[REQUIRED TASK]
Return every line of the data below that includes the string "content".

========================================================================

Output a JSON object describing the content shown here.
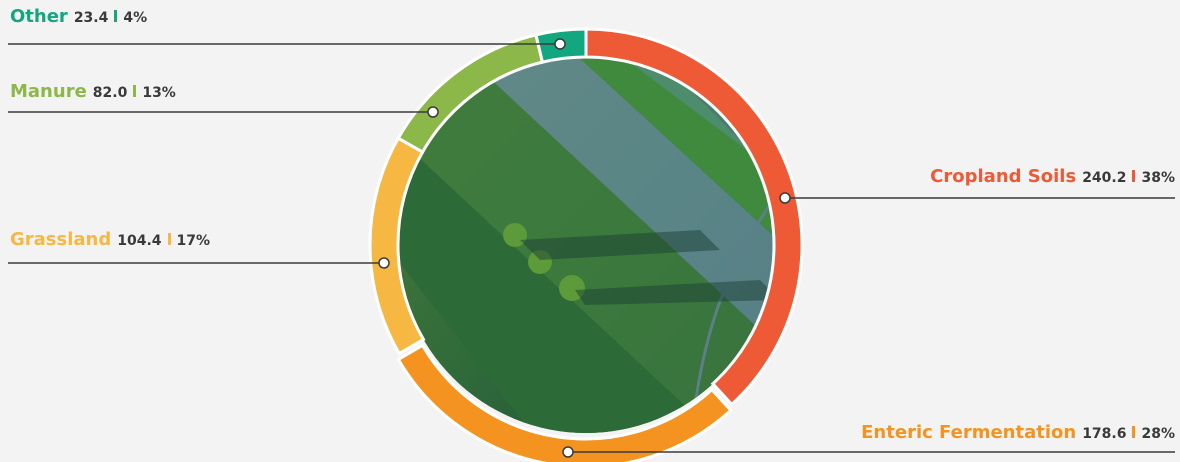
{
  "chart_data": {
    "type": "donut",
    "categories": [
      "Cropland Soils",
      "Enteric Fermentation",
      "Grassland",
      "Manure",
      "Other"
    ],
    "values": [
      240.2,
      178.6,
      104.4,
      82.0,
      23.4
    ],
    "value_labels": [
      "240.2",
      "178.6",
      "104.4",
      "82.0",
      "23.4"
    ],
    "shares": [
      38,
      28,
      17,
      13,
      4
    ],
    "share_labels": [
      "38%",
      "28%",
      "17%",
      "13%",
      "4%"
    ],
    "colors": [
      "#ee5a35",
      "#f4931f",
      "#f6b843",
      "#8cb84a",
      "#12a77f"
    ]
  }
}
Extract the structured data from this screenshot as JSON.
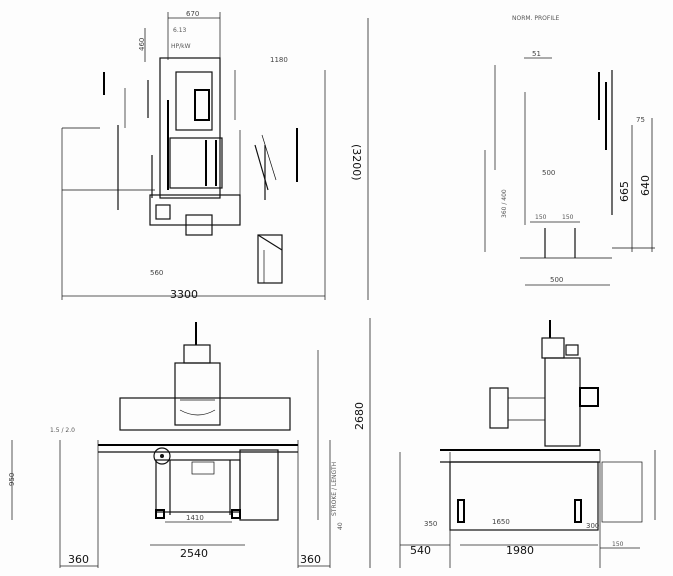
{
  "top_view": {
    "dim_width": "3300",
    "dim_height": "(3200)",
    "dim_top": "670",
    "dim_side": "460",
    "dim_mid": "1180",
    "label_small": "560"
  },
  "side_view_top": {
    "caption": "NORM. PROFILE",
    "dim_top": "51",
    "dim_mid": "500",
    "dim_a": "665",
    "dim_b": "640",
    "dim_c": "150",
    "dim_d": "150",
    "dim_e": "500",
    "label_vertical": "360 / 400"
  },
  "front_view": {
    "dim_total_height": "2680",
    "dim_base": "2540",
    "dim_inner": "1410",
    "dim_left": "360",
    "dim_right": "360",
    "dim_small": "40",
    "label_left_height": "950",
    "label_vertical": "STROKE / LENGTH"
  },
  "side_view_bottom": {
    "dim_left": "540",
    "dim_base": "1980",
    "dim_inner": "1650",
    "dim_a": "350",
    "dim_b": "300",
    "dim_c": "150"
  }
}
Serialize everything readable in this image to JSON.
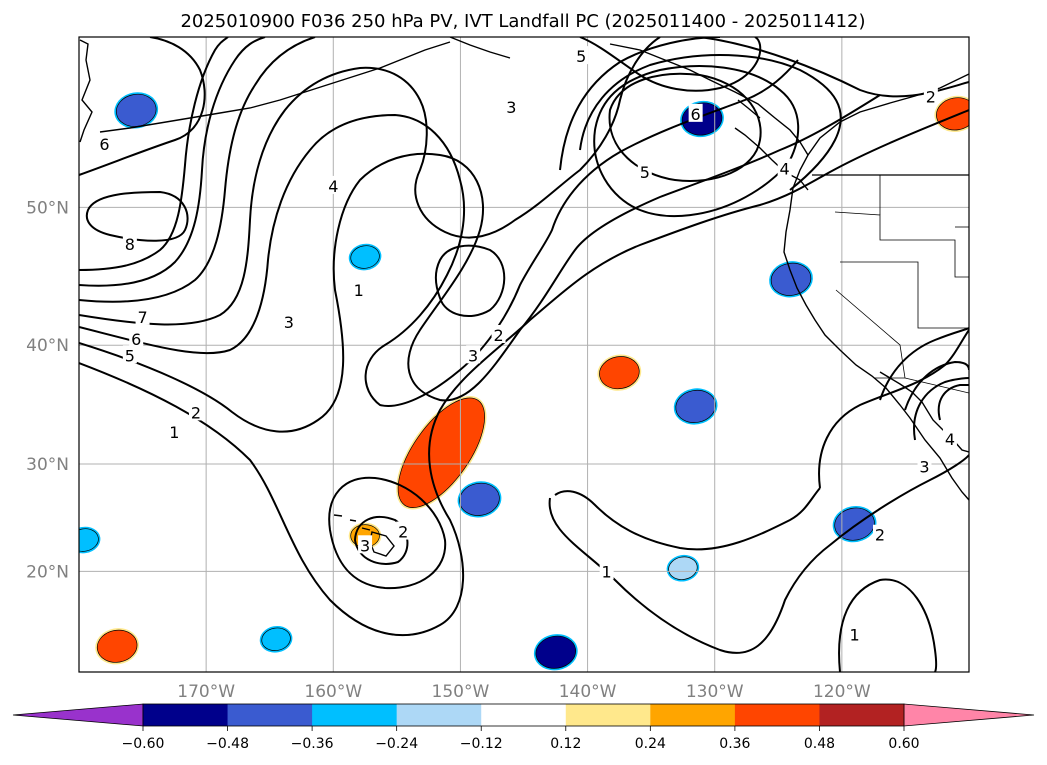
{
  "chart_data": {
    "type": "map-contour",
    "title": "2025010900 F036 250 hPa PV, IVT Landfall PC (2025011400 - 2025011412)",
    "x_ticks": [
      "170°W",
      "160°W",
      "150°W",
      "140°W",
      "130°W",
      "120°W"
    ],
    "y_ticks": [
      "50°N",
      "40°N",
      "30°N",
      "20°N"
    ],
    "lon_range": [
      -180,
      -110
    ],
    "lat_range": [
      10,
      60
    ],
    "grid": true,
    "contour_variable": "250 hPa PV",
    "contour_levels": [
      "1",
      "2",
      "3",
      "4",
      "5",
      "6",
      "7",
      "8"
    ],
    "contour_labels": [
      {
        "text": "6",
        "lon": -178.0,
        "lat": 54.0
      },
      {
        "text": "8",
        "lon": -176.0,
        "lat": 47.5
      },
      {
        "text": "7",
        "lon": -175.0,
        "lat": 42.2
      },
      {
        "text": "6",
        "lon": -175.5,
        "lat": 40.5
      },
      {
        "text": "5",
        "lon": -176.0,
        "lat": 39.2
      },
      {
        "text": "4",
        "lon": -160.0,
        "lat": 51.4
      },
      {
        "text": "3",
        "lon": -163.5,
        "lat": 41.8
      },
      {
        "text": "1",
        "lon": -158.0,
        "lat": 44.2
      },
      {
        "text": "2",
        "lon": -170.8,
        "lat": 34.5
      },
      {
        "text": "1",
        "lon": -172.5,
        "lat": 32.8
      },
      {
        "text": "3",
        "lon": -149.0,
        "lat": 39.2
      },
      {
        "text": "2",
        "lon": -147.0,
        "lat": 40.8
      },
      {
        "text": "3",
        "lon": -146.0,
        "lat": 56.2
      },
      {
        "text": "5",
        "lon": -140.5,
        "lat": 59.0
      },
      {
        "text": "5",
        "lon": -135.5,
        "lat": 52.3
      },
      {
        "text": "6",
        "lon": -131.5,
        "lat": 55.8
      },
      {
        "text": "4",
        "lon": -124.5,
        "lat": 52.5
      },
      {
        "text": "2",
        "lon": -113.0,
        "lat": 56.8
      },
      {
        "text": "2",
        "lon": -154.5,
        "lat": 23.8
      },
      {
        "text": "3",
        "lon": -157.5,
        "lat": 22.5
      },
      {
        "text": "1",
        "lon": -138.5,
        "lat": 20.0
      },
      {
        "text": "2",
        "lon": -117.0,
        "lat": 23.5
      },
      {
        "text": "4",
        "lon": -111.5,
        "lat": 32.2
      },
      {
        "text": "3",
        "lon": -113.5,
        "lat": 29.8
      },
      {
        "text": "1",
        "lon": -119.0,
        "lat": 13.8
      }
    ],
    "shading_variable": "IVT Landfall PC",
    "shaded_regions": [
      {
        "sign": "positive",
        "lon": -151.5,
        "lat": 31.0,
        "level": 0.36
      },
      {
        "sign": "positive",
        "lon": -137.5,
        "lat": 37.8,
        "level": 0.36
      },
      {
        "sign": "positive",
        "lon": -157.5,
        "lat": 23.4,
        "level": 0.24
      },
      {
        "sign": "positive",
        "lon": -177.0,
        "lat": 12.6,
        "level": 0.36
      },
      {
        "sign": "positive",
        "lon": -111.0,
        "lat": 55.8,
        "level": 0.36
      },
      {
        "sign": "negative",
        "lon": -175.5,
        "lat": 56.0,
        "level": -0.36
      },
      {
        "sign": "negative",
        "lon": -131.0,
        "lat": 55.5,
        "level": -0.48
      },
      {
        "sign": "negative",
        "lon": -124.0,
        "lat": 45.0,
        "level": -0.36
      },
      {
        "sign": "negative",
        "lon": -131.5,
        "lat": 35.0,
        "level": -0.36
      },
      {
        "sign": "negative",
        "lon": -148.5,
        "lat": 26.8,
        "level": -0.36
      },
      {
        "sign": "negative",
        "lon": -142.5,
        "lat": 12.0,
        "level": -0.6
      },
      {
        "sign": "negative",
        "lon": -164.5,
        "lat": 13.3,
        "level": -0.24
      },
      {
        "sign": "negative",
        "lon": -119.0,
        "lat": 24.5,
        "level": -0.36
      },
      {
        "sign": "negative",
        "lon": -179.6,
        "lat": 23.0,
        "level": -0.24
      },
      {
        "sign": "negative",
        "lon": -132.5,
        "lat": 20.3,
        "level": -0.12
      },
      {
        "sign": "negative",
        "lon": -157.5,
        "lat": 46.6,
        "level": -0.24
      }
    ],
    "colorbar": {
      "ticks": [
        "−0.60",
        "−0.48",
        "−0.36",
        "−0.24",
        "−0.12",
        "0.12",
        "0.24",
        "0.36",
        "0.48",
        "0.60"
      ],
      "extend": "both",
      "colors": [
        "#9932cc",
        "#00008b",
        "#3a5bd0",
        "#00bfff",
        "#add8f6",
        "#ffffff",
        "#ffe88c",
        "#ffa500",
        "#ff4500",
        "#b22222",
        "#ff85a8"
      ]
    }
  }
}
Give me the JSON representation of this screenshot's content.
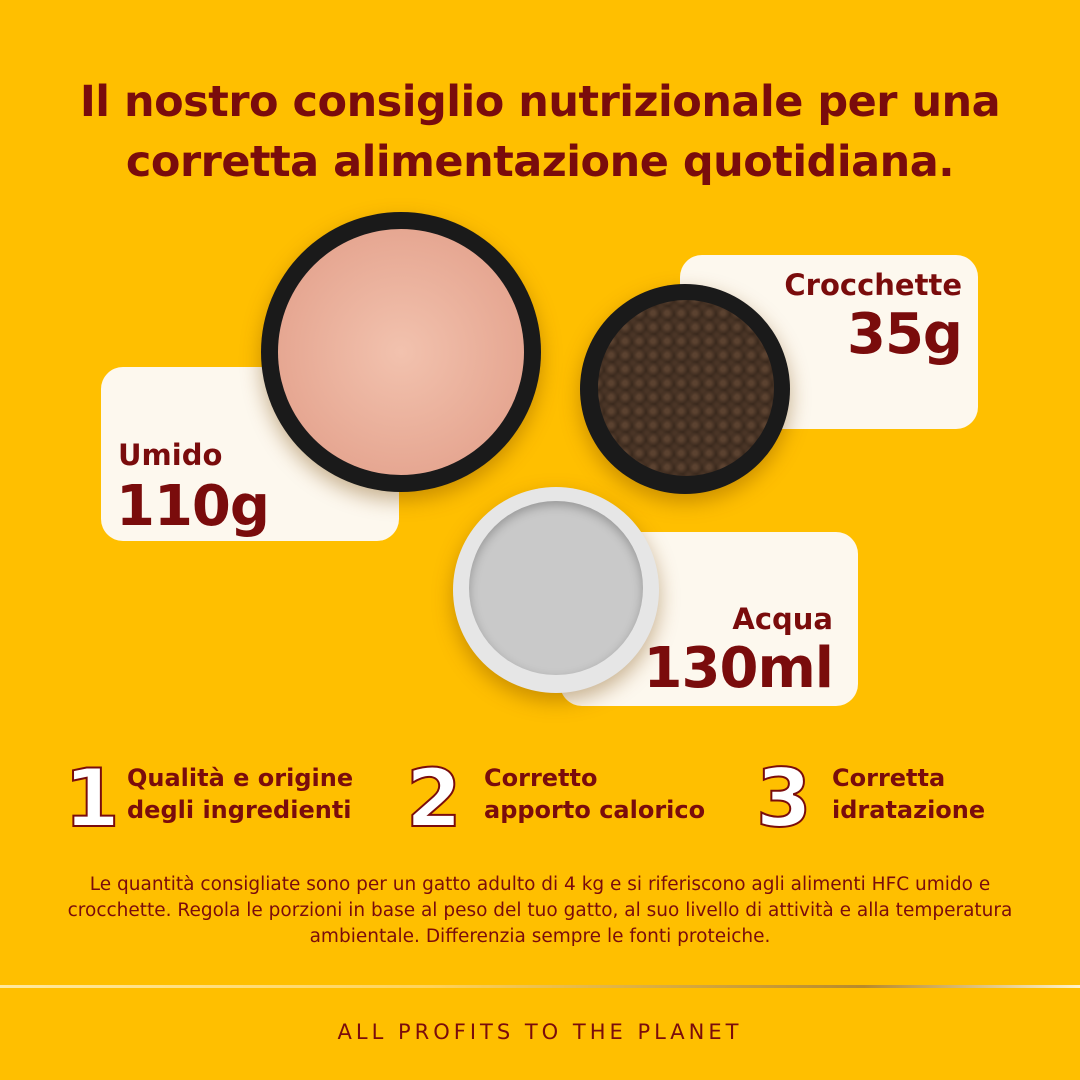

========================================================================

[WORKED SOLUTION]
Output a JSON object describing the content shown here.
Give me the JSON representation of this screenshot's content.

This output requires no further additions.